ENTRIES SHOWN:

***

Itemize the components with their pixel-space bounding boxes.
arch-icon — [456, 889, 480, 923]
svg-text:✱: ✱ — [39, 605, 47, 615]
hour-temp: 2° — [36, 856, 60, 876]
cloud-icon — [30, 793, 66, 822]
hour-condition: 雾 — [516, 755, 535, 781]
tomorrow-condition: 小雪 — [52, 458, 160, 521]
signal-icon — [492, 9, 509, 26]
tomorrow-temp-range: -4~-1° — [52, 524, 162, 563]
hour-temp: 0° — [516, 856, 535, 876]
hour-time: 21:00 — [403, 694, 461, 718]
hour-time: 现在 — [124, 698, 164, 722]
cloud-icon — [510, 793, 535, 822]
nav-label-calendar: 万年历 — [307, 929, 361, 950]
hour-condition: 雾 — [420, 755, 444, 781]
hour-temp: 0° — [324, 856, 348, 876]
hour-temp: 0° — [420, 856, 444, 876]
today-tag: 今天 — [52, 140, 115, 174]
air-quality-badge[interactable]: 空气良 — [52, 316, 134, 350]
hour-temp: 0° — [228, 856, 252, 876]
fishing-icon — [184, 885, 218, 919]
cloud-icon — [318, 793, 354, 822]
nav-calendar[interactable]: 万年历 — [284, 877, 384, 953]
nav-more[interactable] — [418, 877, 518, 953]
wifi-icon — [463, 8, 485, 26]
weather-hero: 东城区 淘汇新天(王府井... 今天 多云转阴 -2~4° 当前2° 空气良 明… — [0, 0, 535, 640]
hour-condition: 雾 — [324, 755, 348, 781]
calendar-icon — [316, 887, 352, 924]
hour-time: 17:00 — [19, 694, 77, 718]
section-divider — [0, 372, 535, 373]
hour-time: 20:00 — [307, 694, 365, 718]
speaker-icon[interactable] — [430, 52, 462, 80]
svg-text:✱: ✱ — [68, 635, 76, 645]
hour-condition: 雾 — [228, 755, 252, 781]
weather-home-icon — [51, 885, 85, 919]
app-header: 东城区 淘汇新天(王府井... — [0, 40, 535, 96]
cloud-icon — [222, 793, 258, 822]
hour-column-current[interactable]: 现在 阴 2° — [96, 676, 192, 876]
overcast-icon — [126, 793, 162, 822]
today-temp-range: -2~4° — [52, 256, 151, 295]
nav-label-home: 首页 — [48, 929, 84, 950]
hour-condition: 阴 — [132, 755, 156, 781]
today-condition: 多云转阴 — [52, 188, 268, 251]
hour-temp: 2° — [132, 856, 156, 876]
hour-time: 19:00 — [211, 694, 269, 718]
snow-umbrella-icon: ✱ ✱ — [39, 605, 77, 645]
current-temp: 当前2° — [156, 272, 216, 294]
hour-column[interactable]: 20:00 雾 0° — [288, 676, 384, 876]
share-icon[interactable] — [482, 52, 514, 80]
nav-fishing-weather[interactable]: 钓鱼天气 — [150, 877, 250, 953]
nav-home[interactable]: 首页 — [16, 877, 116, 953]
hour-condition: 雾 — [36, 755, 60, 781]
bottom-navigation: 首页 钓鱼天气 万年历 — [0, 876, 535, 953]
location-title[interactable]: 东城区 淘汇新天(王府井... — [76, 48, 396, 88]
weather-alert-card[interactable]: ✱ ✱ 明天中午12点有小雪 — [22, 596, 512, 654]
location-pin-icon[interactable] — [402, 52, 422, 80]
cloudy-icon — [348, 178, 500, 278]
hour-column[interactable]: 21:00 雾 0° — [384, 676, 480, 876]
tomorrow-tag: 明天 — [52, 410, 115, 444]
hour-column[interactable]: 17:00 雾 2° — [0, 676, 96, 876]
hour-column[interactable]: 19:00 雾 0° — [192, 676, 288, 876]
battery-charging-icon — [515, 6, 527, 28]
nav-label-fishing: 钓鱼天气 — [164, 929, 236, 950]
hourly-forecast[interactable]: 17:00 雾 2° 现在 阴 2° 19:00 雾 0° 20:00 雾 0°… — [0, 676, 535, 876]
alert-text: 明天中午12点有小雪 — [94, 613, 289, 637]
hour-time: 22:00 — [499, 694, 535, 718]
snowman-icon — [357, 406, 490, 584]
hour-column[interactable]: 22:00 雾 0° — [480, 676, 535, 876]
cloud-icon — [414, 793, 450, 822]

***

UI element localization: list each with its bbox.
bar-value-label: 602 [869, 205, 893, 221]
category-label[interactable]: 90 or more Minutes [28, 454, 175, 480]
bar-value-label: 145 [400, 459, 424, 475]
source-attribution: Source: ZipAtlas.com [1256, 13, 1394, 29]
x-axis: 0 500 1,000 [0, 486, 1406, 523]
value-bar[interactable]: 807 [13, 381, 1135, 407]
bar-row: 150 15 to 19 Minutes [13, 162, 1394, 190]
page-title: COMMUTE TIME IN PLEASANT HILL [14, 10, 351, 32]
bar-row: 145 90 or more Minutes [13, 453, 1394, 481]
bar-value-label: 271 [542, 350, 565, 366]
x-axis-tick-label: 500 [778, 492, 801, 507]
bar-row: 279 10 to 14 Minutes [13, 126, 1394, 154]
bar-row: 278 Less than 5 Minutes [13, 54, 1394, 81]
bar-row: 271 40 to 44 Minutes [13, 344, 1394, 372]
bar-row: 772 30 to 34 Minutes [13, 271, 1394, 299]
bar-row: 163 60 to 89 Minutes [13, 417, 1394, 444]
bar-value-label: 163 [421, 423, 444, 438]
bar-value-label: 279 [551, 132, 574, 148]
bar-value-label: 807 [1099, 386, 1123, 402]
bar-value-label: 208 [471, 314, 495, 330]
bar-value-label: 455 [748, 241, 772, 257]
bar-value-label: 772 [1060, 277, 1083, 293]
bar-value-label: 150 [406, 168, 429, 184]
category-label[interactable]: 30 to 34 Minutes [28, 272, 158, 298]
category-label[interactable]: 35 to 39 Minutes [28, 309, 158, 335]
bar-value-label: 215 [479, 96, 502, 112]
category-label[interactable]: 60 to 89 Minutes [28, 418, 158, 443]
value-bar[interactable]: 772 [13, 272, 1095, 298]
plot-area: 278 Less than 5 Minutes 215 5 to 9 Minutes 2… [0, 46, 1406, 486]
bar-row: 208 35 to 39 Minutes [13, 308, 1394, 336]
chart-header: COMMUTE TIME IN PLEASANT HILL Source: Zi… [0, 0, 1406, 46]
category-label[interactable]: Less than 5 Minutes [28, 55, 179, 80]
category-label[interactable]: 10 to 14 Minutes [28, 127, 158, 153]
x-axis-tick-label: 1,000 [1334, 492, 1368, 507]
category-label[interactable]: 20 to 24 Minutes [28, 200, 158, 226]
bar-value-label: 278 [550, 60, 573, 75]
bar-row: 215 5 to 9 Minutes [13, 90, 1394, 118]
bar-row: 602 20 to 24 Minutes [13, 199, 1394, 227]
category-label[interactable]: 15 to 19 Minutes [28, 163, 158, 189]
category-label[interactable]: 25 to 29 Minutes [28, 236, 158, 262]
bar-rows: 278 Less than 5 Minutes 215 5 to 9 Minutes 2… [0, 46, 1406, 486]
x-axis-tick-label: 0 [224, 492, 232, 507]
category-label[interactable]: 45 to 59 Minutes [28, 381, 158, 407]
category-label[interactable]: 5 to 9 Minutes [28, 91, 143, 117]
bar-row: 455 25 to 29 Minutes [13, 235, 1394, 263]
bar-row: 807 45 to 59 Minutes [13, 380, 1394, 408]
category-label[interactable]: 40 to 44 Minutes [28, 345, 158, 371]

***

WRITTEN REQUEST: Lay out the stretch of records from the line containing "Itemize the components" through the line containing "cloud-icon — [510, 793, 535, 822]" as a Markdown table. Use two columns, Row and Line Text, with one numbered row per line, and leave out any blank lines.

SOLUTION TO THIS TASK:
| Row | Line Text |
|---|---|
| 1 | Itemize the components with their pixel-space bounding boxes. |
| 2 | arch-icon — [456, 889, 480, 923] |
| 3 | svg-text:✱: ✱ — [39, 605, 47, 615] |
| 4 | hour-temp: 2° — [36, 856, 60, 876] |
| 5 | cloud-icon — [30, 793, 66, 822] |
| 6 | hour-condition: 雾 — [516, 755, 535, 781] |
| 7 | tomorrow-condition: 小雪 — [52, 458, 160, 521] |
| 8 | signal-icon — [492, 9, 509, 26] |
| 9 | tomorrow-temp-range: -4~-1° — [52, 524, 162, 563] |
| 10 | hour-temp: 0° — [516, 856, 535, 876] |
| 11 | hour-time: 21:00 — [403, 694, 461, 718] |
| 12 | hour-time: 现在 — [124, 698, 164, 722] |
| 13 | cloud-icon — [510, 793, 535, 822] |